Lesetext
Das Hufescharren noch in Bonn verbliebener Bundesminister wird immer lauter. Es soll Richtung Berlin gehen, zumindest müsste das Standbein an der Spree stabiler werden.

Das Hufescharren noch in Bonn verbliebener Bundesminister wird immer lauter. Es soll Richtung Berlin gehen, zumindest müsste das Standbein an der Spree stabiler werden. Nach Vorstößen von Bundesverteidigungsminister Rudolf Scharping, seinem Vorgänger Volker Rühe und Umweltminister Jürgen Trittin wollen auch Bundesbildungsministerin Edelgard Bulmahn und Gesundheitsministerin Ulla Schmidt zweite Dienstsitze in Berlin erweitern.

"Rutschbahneffekt" ist ein Wort, das die Bundesstadt Bonn nervös und die Bundeshauptstadt Berlin selbstbewusster macht. Am Rhein will die Sorge nicht weichen, dass auch die dortigen Ministerien allmählich nach Berlin rutschen, weil ein einziger Dienstsitz praktischer und kostengünstiger ist. Auf 500 Millionen Euro wird der jährliche Mehraufwand für den zweigeteilten Regierungsbetrieb geschätzt. Die Absicht der Ministerien für Bildung und Gesundheit, in neue Räume für ihre Berliner Dienststellen zu investieren, nährt Spekulationen, dass es in der nächsten Legislaturperiode - allen Dementis zum Trotz - doch zur nächsten großen Rutschpartie nach Berlin kommt.

An der Hannoverschen Straße 30 in Mitte sei es jedenfalls "knallvoll bis unters Dach", sagt Sabine Baun, die Sprecherin des Bundesministeriums für Bildung und Forschung. Der Platz der ehemaligen Ständigen Vertretung des Bundes in der DDR reicht auch mit dem Erweiterungsbau nicht mehr aus. Unter anderem brauchen bisherige Pendler neue Büroräume, und die glaube man im "Dreispitzhaus" an der Friedrichstraße gefunden zu haben. Der alte Standort bleibe erhalten. Ministerin Edelgard Bulmahn soll dem Personal kürzlich mitgeteilt haben, dass die Berliner Dienststelle in dieser Legislaturperiode nicht weiter ausgebaut wird. Die Sprecherin wies aber auch darauf hin, dass die zweiten Dienstsitze in Berlin bis zu 25 Prozent der Mitarbeiter eines Ministeriums aufnehmen könnten. Hier seien erst knapp zehn Prozent ausgeschöpft. Neue Büroräume will auch das Bundesministerium für Gesundheit einrichten, das mit seiner Berliner Dienststelle bislang drei Häuser an der Mohrenstraße besetzt. Um besser arbeiten zu können, soll an der Stresemannstraße in Nähe zum Potsdamer Platz ein größerer Altbau bezogen werden. Man habe aber "nicht die Absicht, mit dem Mutterhaus umzuziehen", versichert Andrea Jozefini vom Gesundheitsministerium. "Es ist nur ein neues Quartier für die Berliner Mitarbeiter."

Rohmaterial
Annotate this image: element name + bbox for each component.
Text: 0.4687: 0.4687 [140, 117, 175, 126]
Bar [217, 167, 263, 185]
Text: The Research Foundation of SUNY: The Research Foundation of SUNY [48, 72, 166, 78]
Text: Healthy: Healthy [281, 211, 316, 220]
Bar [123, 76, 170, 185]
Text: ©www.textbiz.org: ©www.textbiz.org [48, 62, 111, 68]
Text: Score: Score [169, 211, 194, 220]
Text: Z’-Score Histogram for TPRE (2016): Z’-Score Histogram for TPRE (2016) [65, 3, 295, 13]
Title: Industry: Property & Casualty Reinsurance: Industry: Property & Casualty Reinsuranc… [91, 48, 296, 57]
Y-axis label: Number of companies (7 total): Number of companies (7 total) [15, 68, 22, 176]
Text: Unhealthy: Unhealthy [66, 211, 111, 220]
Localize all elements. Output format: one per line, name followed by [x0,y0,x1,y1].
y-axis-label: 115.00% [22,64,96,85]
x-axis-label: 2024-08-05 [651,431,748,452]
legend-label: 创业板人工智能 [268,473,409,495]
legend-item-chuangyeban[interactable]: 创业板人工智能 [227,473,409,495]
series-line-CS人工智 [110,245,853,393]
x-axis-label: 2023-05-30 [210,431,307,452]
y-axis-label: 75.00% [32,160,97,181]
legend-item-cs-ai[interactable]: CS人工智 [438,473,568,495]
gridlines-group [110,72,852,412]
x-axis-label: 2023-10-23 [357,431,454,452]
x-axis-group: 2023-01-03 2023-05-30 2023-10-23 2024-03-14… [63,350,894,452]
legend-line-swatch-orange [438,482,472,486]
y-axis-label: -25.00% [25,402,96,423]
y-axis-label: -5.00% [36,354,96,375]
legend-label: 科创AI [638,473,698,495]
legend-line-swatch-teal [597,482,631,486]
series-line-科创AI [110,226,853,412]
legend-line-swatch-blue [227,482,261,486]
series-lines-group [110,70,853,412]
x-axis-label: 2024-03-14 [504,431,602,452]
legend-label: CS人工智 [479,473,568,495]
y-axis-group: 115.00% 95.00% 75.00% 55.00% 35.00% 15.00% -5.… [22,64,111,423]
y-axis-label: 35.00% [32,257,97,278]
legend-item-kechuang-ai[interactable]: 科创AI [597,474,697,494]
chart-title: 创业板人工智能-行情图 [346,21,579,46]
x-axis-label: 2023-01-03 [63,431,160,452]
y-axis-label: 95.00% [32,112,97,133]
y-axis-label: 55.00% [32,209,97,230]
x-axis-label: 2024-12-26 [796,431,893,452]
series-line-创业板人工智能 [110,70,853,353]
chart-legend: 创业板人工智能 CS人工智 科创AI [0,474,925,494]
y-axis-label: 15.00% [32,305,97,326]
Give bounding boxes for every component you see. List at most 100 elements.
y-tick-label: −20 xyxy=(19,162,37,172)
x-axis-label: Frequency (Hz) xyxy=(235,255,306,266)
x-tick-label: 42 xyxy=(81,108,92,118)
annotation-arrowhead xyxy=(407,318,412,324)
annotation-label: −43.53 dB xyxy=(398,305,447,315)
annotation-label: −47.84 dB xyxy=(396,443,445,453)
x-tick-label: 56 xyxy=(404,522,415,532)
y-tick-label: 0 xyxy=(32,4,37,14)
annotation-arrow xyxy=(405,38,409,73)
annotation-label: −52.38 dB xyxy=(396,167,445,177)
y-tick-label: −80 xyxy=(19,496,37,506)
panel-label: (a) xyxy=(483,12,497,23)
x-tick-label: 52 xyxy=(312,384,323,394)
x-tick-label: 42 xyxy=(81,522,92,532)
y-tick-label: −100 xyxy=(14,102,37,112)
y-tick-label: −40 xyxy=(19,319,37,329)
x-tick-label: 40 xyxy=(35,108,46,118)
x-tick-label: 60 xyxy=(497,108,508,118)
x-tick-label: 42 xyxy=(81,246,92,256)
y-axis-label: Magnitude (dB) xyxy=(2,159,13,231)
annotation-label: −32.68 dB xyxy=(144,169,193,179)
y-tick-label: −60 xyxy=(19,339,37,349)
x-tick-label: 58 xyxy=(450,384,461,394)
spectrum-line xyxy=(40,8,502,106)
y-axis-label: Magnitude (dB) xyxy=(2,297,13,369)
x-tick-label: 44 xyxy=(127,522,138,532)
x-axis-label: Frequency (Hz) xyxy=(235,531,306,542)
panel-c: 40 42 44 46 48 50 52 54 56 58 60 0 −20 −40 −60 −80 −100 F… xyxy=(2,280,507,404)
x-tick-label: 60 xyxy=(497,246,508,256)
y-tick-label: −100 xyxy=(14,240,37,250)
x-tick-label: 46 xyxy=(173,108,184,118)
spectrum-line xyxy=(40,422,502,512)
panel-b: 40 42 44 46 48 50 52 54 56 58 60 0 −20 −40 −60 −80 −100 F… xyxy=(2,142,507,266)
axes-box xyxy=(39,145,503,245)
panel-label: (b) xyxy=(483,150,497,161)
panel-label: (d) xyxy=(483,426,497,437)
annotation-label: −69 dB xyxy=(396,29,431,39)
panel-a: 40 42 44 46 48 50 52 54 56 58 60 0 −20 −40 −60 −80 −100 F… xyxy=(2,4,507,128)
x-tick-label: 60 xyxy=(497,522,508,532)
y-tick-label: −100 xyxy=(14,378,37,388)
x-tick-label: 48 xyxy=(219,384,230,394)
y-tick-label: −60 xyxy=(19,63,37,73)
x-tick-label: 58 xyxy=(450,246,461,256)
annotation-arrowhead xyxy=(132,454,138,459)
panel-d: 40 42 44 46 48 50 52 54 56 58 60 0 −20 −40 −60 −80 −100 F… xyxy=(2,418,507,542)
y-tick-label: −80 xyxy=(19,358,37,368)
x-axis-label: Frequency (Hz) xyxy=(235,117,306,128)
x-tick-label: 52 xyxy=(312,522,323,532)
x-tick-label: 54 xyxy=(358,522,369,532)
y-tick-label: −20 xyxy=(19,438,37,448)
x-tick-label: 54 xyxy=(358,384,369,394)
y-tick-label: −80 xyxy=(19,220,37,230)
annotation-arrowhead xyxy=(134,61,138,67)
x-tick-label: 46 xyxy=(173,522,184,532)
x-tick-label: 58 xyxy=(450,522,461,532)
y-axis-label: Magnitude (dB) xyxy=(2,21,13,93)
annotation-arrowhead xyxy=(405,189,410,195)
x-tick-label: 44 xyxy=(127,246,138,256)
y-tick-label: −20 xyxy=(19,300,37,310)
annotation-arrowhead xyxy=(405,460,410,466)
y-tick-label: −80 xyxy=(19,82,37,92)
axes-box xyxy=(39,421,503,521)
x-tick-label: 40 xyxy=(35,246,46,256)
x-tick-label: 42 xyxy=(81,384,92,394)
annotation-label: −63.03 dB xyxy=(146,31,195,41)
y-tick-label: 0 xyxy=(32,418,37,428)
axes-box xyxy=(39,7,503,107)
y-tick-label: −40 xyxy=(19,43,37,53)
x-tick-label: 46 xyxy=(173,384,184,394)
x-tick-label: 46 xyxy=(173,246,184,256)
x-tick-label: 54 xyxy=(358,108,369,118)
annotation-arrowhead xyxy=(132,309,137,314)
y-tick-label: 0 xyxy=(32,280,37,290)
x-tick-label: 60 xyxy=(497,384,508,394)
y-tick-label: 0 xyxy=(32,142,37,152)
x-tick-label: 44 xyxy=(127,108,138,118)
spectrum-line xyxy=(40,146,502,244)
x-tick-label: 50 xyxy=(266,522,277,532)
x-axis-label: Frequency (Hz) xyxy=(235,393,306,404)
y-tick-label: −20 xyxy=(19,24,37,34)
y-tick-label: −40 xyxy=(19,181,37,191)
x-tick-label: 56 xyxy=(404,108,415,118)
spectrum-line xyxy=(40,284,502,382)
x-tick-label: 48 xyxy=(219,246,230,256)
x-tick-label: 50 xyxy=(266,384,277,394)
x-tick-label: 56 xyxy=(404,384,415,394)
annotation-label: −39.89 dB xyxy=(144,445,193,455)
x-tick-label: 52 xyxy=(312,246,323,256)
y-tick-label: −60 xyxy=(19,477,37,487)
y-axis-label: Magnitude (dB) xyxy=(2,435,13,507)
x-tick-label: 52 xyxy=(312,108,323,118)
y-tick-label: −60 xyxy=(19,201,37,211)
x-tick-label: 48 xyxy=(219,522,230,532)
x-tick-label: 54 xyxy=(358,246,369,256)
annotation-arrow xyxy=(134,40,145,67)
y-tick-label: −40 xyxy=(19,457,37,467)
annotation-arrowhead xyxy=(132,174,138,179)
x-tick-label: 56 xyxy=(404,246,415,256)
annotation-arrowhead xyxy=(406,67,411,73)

Aufgaben
A) Auf welchen Betrag wird laut dem Lesetext der jährliche Mehraufwand für den zweigeteilten Regierungsbetrieb geschätzt?
B) Nenne sämtliche Straßen, die im Lesetext als Standorte Berliner Dienststellen von Ministerien vorkommen.
C) Führe den Lesetext über die Berliner Dienstsitze der Bundesministerien im Anschluss an seinen letzten Satz weiter.

Lösungen
A) Auf 500 Millionen Euro.

B) Hannoversche Straße, Friedrichstraße, Mohrenstraße, Stresemannstraße

C)
Und doch gilt es als offenes Geheimnis, dass in allen Ministerien auf längere Sicht nur noch mit einem einzigen Sitz in Berlin gerechnet wird. Einen Hauptsitz in Bonn und lediglich Dienststellen in Berlin haben neben dem Bildungs- und dem Gesundheitsministerium das Bundesverteidigungs-, das Verbraucherschutz- und Landwirtschaftsministerium, das Umwelt- sowie das Bundesministerium für wirtschaftliche Zusammenarbeit und Entwicklung. Auch die Hauptsitze in Berlin unterhalten Dienststellen in Bonn. Am Rhein arbeiten noch immer mehr als 11 000 Bundesbedienstete, während es in Berlin knapp über 8000 sind.

Im Bonn-Berlin-Gesetz ist eine "faire Arbeitsteilung" vereinbart. Berlin ist für den Kernbereich der Regierungsfunktionen zuständig, Bonn behält die meisten Arbeitsplätze. Das Land könne sich zwei Regierungsstandorte auf Dauer nicht leisten, sagte Gerhard Schröder 1995, als er noch Ministerpräsident in Niedersachsen war. Als Kanzler steht er hinter dem Kompromiss.